● **Exercise materials**
........
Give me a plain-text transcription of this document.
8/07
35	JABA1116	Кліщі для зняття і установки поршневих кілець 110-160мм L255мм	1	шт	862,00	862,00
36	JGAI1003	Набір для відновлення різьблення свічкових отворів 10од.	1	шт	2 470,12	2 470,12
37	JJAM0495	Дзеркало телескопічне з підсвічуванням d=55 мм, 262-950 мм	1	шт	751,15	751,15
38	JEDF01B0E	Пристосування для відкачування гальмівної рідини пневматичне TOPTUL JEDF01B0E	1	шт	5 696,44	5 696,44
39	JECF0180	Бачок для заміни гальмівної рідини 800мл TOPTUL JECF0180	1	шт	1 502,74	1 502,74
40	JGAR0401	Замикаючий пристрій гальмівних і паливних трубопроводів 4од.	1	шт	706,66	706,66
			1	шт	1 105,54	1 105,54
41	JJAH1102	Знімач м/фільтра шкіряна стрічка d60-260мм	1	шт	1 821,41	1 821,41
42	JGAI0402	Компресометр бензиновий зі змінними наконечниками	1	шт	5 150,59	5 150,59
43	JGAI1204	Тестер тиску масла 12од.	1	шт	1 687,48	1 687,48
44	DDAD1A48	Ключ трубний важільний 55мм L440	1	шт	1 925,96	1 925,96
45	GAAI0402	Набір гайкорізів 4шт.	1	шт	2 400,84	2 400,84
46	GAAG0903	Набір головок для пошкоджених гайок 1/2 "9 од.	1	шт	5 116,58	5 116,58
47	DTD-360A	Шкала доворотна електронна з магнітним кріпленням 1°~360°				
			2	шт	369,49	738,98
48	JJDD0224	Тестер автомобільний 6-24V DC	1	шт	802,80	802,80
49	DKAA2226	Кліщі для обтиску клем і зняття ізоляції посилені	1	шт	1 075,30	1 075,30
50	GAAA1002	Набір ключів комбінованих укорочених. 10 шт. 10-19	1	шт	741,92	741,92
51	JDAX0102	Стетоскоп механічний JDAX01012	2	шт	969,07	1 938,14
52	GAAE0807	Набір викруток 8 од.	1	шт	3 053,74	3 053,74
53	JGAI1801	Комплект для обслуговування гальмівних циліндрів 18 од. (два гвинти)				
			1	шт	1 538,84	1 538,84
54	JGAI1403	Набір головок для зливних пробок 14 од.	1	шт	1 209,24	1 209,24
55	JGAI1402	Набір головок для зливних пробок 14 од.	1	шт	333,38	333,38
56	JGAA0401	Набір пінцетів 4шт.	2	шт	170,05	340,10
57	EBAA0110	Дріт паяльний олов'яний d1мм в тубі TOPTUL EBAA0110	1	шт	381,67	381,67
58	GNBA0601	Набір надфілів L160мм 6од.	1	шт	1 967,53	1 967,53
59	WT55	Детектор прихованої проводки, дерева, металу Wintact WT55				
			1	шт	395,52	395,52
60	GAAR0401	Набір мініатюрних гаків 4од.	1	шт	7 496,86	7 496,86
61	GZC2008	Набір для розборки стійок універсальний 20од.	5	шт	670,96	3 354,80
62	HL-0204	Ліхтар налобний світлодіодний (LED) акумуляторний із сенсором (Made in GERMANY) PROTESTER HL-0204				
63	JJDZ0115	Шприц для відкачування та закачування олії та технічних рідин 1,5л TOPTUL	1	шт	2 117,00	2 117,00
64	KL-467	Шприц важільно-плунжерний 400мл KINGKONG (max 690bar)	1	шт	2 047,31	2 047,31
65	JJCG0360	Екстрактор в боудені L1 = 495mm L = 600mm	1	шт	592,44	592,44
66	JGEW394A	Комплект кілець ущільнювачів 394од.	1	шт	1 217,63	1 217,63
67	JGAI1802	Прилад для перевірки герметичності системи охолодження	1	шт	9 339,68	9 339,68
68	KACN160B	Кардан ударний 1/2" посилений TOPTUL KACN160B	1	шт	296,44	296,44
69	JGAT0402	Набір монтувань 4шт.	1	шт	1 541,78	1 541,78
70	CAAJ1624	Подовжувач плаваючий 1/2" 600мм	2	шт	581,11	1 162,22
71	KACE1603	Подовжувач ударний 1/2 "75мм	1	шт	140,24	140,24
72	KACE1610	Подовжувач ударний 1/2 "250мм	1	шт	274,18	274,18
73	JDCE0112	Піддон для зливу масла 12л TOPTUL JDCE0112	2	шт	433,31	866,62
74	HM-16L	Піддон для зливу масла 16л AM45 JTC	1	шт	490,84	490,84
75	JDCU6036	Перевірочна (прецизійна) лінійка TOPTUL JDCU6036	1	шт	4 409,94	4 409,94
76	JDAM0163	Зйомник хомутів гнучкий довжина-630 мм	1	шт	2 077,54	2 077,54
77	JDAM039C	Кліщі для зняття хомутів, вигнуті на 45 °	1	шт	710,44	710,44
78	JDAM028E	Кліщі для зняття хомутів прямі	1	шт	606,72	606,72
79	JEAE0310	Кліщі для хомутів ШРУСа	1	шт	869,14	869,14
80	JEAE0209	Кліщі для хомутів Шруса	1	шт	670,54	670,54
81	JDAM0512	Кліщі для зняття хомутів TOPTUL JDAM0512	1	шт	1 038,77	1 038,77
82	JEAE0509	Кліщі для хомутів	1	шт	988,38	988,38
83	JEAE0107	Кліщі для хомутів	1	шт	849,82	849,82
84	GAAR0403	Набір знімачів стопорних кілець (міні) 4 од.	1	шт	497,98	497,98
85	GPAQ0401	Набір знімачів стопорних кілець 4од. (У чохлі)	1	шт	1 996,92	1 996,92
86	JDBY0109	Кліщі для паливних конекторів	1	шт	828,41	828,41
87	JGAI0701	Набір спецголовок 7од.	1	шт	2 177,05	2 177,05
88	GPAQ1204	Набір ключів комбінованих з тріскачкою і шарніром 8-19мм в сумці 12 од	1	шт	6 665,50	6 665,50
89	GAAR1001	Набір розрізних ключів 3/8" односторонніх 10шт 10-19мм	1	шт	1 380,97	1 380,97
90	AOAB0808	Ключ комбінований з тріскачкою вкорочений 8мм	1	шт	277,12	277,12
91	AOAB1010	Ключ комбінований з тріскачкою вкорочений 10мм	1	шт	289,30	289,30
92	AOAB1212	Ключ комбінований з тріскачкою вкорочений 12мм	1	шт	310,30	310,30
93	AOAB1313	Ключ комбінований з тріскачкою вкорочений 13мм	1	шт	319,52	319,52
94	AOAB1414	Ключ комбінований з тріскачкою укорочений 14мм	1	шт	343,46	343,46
........
● **Task directions**
Find all lines with "пробок" in them and copy each one.

● **Final result**
54	JGAI1403	Набір головок для зливних пробок 14 од.	1	шт	1 209,24	1 209,24
55	JGAI1402	Набір головок для зливних пробок 14 од.	1	шт	333,38	333,38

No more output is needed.